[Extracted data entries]
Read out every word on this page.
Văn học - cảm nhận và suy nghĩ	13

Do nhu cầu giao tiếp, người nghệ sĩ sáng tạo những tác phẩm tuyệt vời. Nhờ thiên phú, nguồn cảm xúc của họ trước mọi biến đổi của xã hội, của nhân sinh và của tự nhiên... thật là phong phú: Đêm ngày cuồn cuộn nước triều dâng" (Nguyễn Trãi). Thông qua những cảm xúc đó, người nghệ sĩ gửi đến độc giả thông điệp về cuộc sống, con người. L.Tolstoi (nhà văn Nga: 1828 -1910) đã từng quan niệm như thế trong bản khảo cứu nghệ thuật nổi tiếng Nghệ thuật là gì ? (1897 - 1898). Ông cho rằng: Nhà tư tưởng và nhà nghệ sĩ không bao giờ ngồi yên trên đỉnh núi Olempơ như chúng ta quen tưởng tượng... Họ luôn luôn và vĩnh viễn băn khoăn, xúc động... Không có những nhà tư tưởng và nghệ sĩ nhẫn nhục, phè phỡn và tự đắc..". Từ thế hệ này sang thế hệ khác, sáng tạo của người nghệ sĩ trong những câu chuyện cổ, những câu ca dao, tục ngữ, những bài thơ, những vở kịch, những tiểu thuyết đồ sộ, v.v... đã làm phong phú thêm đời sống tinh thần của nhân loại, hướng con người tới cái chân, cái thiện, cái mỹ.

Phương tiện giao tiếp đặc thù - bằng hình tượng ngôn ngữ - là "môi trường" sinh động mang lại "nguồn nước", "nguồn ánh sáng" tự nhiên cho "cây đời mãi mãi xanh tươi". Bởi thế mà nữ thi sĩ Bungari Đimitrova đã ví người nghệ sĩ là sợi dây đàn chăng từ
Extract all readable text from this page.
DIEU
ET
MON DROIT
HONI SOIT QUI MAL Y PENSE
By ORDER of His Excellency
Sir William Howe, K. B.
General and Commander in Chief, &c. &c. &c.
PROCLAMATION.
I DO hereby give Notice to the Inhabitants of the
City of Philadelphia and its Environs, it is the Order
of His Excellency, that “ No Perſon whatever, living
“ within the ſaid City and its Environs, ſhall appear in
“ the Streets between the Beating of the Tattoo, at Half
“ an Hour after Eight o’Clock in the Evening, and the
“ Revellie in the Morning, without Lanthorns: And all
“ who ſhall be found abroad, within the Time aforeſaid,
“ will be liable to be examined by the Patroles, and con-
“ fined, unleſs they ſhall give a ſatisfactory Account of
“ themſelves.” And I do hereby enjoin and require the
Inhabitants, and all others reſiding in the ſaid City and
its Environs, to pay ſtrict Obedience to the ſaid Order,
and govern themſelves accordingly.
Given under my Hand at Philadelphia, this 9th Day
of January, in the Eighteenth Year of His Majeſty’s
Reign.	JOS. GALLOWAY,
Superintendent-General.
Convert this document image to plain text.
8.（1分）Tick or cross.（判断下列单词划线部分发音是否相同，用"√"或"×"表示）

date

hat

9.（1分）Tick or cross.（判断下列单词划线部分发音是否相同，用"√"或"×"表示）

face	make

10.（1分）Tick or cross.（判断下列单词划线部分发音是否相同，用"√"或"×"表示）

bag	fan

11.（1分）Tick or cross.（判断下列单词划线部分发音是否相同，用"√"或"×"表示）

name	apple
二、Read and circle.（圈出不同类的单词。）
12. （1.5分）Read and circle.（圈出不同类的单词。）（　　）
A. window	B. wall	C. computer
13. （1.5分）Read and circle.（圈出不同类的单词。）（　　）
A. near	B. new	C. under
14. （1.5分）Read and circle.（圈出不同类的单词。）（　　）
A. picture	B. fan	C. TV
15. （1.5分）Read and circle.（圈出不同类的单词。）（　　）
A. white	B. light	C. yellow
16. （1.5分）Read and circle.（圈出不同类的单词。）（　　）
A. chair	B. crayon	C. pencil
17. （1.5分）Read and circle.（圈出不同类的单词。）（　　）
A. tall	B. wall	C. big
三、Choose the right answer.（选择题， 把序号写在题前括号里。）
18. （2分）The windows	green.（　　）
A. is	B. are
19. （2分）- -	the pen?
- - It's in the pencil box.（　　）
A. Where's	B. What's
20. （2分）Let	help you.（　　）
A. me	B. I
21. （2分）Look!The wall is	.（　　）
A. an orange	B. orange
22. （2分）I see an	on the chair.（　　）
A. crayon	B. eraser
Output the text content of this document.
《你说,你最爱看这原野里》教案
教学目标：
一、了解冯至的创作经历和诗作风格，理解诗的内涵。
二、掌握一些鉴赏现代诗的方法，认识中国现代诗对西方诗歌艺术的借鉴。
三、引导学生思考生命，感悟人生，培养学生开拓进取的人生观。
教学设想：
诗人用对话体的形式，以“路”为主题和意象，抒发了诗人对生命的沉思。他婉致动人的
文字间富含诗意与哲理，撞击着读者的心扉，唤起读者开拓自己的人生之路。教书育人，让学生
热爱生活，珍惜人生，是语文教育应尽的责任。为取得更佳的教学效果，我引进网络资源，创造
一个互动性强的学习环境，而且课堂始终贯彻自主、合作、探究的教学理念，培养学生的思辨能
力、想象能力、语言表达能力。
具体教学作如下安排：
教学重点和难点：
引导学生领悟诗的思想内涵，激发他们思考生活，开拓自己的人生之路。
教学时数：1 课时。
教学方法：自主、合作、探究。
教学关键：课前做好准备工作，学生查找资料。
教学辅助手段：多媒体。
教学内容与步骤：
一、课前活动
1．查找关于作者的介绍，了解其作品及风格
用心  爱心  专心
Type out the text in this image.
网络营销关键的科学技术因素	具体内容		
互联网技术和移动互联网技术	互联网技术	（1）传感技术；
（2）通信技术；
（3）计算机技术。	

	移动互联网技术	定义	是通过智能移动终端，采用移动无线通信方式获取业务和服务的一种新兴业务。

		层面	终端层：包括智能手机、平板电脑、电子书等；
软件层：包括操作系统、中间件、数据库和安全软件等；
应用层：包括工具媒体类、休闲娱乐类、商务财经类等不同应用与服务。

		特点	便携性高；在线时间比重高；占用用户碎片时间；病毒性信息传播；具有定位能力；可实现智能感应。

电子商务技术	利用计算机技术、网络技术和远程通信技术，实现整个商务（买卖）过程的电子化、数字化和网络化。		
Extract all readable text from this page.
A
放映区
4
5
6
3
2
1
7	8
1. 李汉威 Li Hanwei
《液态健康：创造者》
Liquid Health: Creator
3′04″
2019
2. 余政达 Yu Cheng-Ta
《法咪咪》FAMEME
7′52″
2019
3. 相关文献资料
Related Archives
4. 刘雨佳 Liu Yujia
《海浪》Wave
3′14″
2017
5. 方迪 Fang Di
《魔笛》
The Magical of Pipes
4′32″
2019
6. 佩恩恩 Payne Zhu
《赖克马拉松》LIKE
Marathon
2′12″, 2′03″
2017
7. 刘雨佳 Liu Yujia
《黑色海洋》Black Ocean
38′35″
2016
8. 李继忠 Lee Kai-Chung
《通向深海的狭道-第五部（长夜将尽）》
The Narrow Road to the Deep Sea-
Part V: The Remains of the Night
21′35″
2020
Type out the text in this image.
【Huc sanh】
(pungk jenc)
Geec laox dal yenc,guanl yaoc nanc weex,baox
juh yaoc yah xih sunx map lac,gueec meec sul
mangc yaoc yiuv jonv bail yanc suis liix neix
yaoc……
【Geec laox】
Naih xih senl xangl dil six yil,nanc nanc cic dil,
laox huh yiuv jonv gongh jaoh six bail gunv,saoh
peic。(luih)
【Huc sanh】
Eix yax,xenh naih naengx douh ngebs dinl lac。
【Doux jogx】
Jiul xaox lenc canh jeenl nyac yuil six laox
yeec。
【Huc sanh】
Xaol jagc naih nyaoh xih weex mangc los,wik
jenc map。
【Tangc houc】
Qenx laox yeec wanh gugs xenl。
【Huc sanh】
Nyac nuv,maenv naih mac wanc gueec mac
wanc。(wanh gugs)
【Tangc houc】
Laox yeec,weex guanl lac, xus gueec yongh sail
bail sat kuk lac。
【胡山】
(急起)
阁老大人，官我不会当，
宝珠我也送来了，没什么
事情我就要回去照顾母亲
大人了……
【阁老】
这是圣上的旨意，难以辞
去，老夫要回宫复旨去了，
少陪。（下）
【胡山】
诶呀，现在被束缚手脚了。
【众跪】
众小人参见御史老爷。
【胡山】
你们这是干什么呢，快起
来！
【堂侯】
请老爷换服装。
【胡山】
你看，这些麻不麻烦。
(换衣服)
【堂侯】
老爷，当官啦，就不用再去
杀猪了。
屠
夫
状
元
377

> **What the exercise asks**:
Where a line contains the string "Philadelphia", extract that line.

> **Task response**:
City of Philadelphia and its Environs, it is the Order
Given under my Hand at Philadelphia, this 9th Day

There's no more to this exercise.